What you will do:
Write the data out again, character for character, with no images.

Rows:
>>>

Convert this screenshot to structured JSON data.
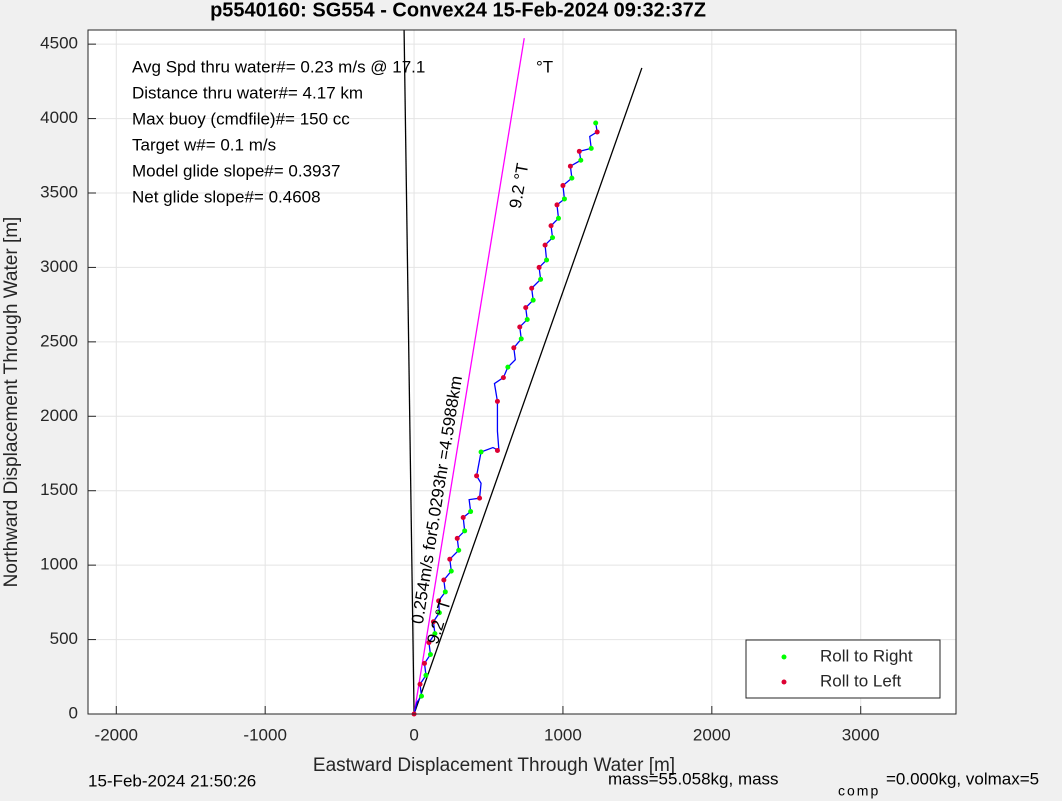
{
  "chart_data": {
    "type": "scatter",
    "title": "p5540160: SG554 - Convex24 15-Feb-2024 09:32:37Z",
    "x_label": "Eastward Displacement Through Water [m]",
    "y_label": "Northward Displacement Through Water [m]",
    "xlim": [
      -2190,
      3640
    ],
    "ylim": [
      0,
      4595
    ],
    "xticks": [
      -2000,
      -1000,
      0,
      1000,
      2000,
      3000
    ],
    "yticks": [
      0,
      500,
      1000,
      1500,
      2000,
      2500,
      3000,
      3500,
      4000,
      4500
    ],
    "grid": true,
    "legend": "lower-right",
    "info_lines": [
      "Avg Spd thru water#=  0.23 m/s @  17.1",
      "Distance thru water#=  4.17 km",
      "Max buoy (cmdfile)#= 150 cc",
      "Target w#= 0.1 m/s",
      "Model glide slope#= 0.3937",
      "Net glide slope#= 0.4608"
    ],
    "info_unit": "°T",
    "annotations": [
      "9.2 °T",
      "0.254m/s for5.0293hr =4.5988km",
      "9.2 °T"
    ],
    "footer_left": "15-Feb-2024 21:50:26",
    "footer_right": [
      "mass=55.058kg, mass",
      "comp",
      "=0.000kg, volmax=5"
    ],
    "lines": [
      {
        "color": "#000000",
        "x": [
          0,
          -67
        ],
        "y": [
          0,
          4595
        ]
      },
      {
        "color": "#000000",
        "x": [
          0,
          1530
        ],
        "y": [
          0,
          4340
        ]
      },
      {
        "color": "#ff00ff",
        "x": [
          0,
          740
        ],
        "y": [
          0,
          4540
        ]
      },
      {
        "color": "#0000ff",
        "x": [
          0,
          20,
          50,
          40,
          80,
          70,
          110,
          100,
          140,
          130,
          170,
          165,
          210,
          200,
          250,
          240,
          300,
          290,
          340,
          330,
          380,
          370,
          440,
          450,
          420,
          450,
          530,
          570,
          560,
          560,
          540,
          600,
          630,
          680,
          670,
          720,
          710,
          760,
          750,
          800,
          790,
          850,
          840,
          890,
          880,
          930,
          920,
          970,
          960,
          1010,
          1000,
          1060,
          1050,
          1120,
          1110,
          1190,
          1180,
          1230,
          1220
        ],
        "y": [
          0,
          80,
          120,
          200,
          260,
          340,
          400,
          480,
          540,
          620,
          680,
          760,
          820,
          900,
          960,
          1040,
          1100,
          1180,
          1230,
          1320,
          1360,
          1440,
          1450,
          1550,
          1600,
          1760,
          1790,
          1770,
          1900,
          2100,
          2220,
          2260,
          2330,
          2380,
          2460,
          2520,
          2600,
          2650,
          2730,
          2780,
          2860,
          2920,
          3000,
          3050,
          3150,
          3200,
          3280,
          3330,
          3420,
          3460,
          3550,
          3600,
          3680,
          3720,
          3780,
          3800,
          3880,
          3910,
          3970
        ]
      }
    ],
    "series": [
      {
        "name": "Roll to Right",
        "color": "#00ff00",
        "x": [
          50,
          80,
          110,
          140,
          170,
          210,
          250,
          300,
          340,
          380,
          450,
          630,
          720,
          760,
          800,
          850,
          890,
          930,
          970,
          1010,
          1060,
          1120,
          1190,
          1220
        ],
        "y": [
          120,
          260,
          400,
          540,
          680,
          820,
          960,
          1100,
          1230,
          1360,
          1760,
          2330,
          2520,
          2650,
          2780,
          2920,
          3050,
          3200,
          3330,
          3460,
          3600,
          3720,
          3800,
          3970
        ]
      },
      {
        "name": "Roll to Left",
        "color": "#dd0033",
        "x": [
          0,
          40,
          70,
          100,
          130,
          165,
          200,
          240,
          290,
          330,
          440,
          420,
          560,
          560,
          600,
          670,
          710,
          750,
          790,
          840,
          880,
          920,
          960,
          1000,
          1050,
          1110,
          1230
        ],
        "y": [
          0,
          200,
          340,
          480,
          620,
          760,
          900,
          1040,
          1180,
          1320,
          1450,
          1600,
          1770,
          2100,
          2260,
          2460,
          2600,
          2730,
          2860,
          3000,
          3150,
          3280,
          3420,
          3550,
          3680,
          3780,
          3910
        ]
      }
    ]
  }
}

<<<

Solution for this problem:
Convert this screenshot to structured JSON data.
{
  "chart_data": {
    "type": "scatter",
    "title": "p5540160: SG554 - Convex24 15-Feb-2024 09:32:37Z",
    "x_label": "Eastward Displacement Through Water [m]",
    "y_label": "Northward Displacement Through Water [m]",
    "xlim": [
      -2190,
      3640
    ],
    "ylim": [
      0,
      4595
    ],
    "xticks": [
      -2000,
      -1000,
      0,
      1000,
      2000,
      3000
    ],
    "yticks": [
      0,
      500,
      1000,
      1500,
      2000,
      2500,
      3000,
      3500,
      4000,
      4500
    ],
    "grid": true,
    "legend": "lower-right",
    "info_lines": [
      "Avg Spd thru water#=  0.23 m/s @  17.1",
      "Distance thru water#=  4.17 km",
      "Max buoy (cmdfile)#= 150 cc",
      "Target w#= 0.1 m/s",
      "Model glide slope#= 0.3937",
      "Net glide slope#= 0.4608"
    ],
    "info_unit": "°T",
    "annotations": [
      "9.2 °T",
      "0.254m/s for5.0293hr =4.5988km",
      "9.2 °T"
    ],
    "footer_left": "15-Feb-2024 21:50:26",
    "footer_right": [
      "mass=55.058kg, mass",
      "comp",
      "=0.000kg, volmax=5"
    ],
    "lines": [
      {
        "color": "#000000",
        "x": [
          0,
          -67
        ],
        "y": [
          0,
          4595
        ]
      },
      {
        "color": "#000000",
        "x": [
          0,
          1530
        ],
        "y": [
          0,
          4340
        ]
      },
      {
        "color": "#ff00ff",
        "x": [
          0,
          740
        ],
        "y": [
          0,
          4540
        ]
      },
      {
        "color": "#0000ff",
        "x": [
          0,
          20,
          50,
          40,
          80,
          70,
          110,
          100,
          140,
          130,
          170,
          165,
          210,
          200,
          250,
          240,
          300,
          290,
          340,
          330,
          380,
          370,
          440,
          450,
          420,
          450,
          530,
          570,
          560,
          560,
          540,
          600,
          630,
          680,
          670,
          720,
          710,
          760,
          750,
          800,
          790,
          850,
          840,
          890,
          880,
          930,
          920,
          970,
          960,
          1010,
          1000,
          1060,
          1050,
          1120,
          1110,
          1190,
          1180,
          1230,
          1220
        ],
        "y": [
          0,
          80,
          120,
          200,
          260,
          340,
          400,
          480,
          540,
          620,
          680,
          760,
          820,
          900,
          960,
          1040,
          1100,
          1180,
          1230,
          1320,
          1360,
          1440,
          1450,
          1550,
          1600,
          1760,
          1790,
          1770,
          1900,
          2100,
          2220,
          2260,
          2330,
          2380,
          2460,
          2520,
          2600,
          2650,
          2730,
          2780,
          2860,
          2920,
          3000,
          3050,
          3150,
          3200,
          3280,
          3330,
          3420,
          3460,
          3550,
          3600,
          3680,
          3720,
          3780,
          3800,
          3880,
          3910,
          3970
        ]
      }
    ],
    "series": [
      {
        "name": "Roll to Right",
        "color": "#00ff00",
        "x": [
          50,
          80,
          110,
          140,
          170,
          210,
          250,
          300,
          340,
          380,
          450,
          630,
          720,
          760,
          800,
          850,
          890,
          930,
          970,
          1010,
          1060,
          1120,
          1190,
          1220
        ],
        "y": [
          120,
          260,
          400,
          540,
          680,
          820,
          960,
          1100,
          1230,
          1360,
          1760,
          2330,
          2520,
          2650,
          2780,
          2920,
          3050,
          3200,
          3330,
          3460,
          3600,
          3720,
          3800,
          3970
        ]
      },
      {
        "name": "Roll to Left",
        "color": "#dd0033",
        "x": [
          0,
          40,
          70,
          100,
          130,
          165,
          200,
          240,
          290,
          330,
          440,
          420,
          560,
          560,
          600,
          670,
          710,
          750,
          790,
          840,
          880,
          920,
          960,
          1000,
          1050,
          1110,
          1230
        ],
        "y": [
          0,
          200,
          340,
          480,
          620,
          760,
          900,
          1040,
          1180,
          1320,
          1450,
          1600,
          1770,
          2100,
          2260,
          2460,
          2600,
          2730,
          2860,
          3000,
          3150,
          3280,
          3420,
          3550,
          3680,
          3780,
          3910
        ]
      }
    ]
  }
}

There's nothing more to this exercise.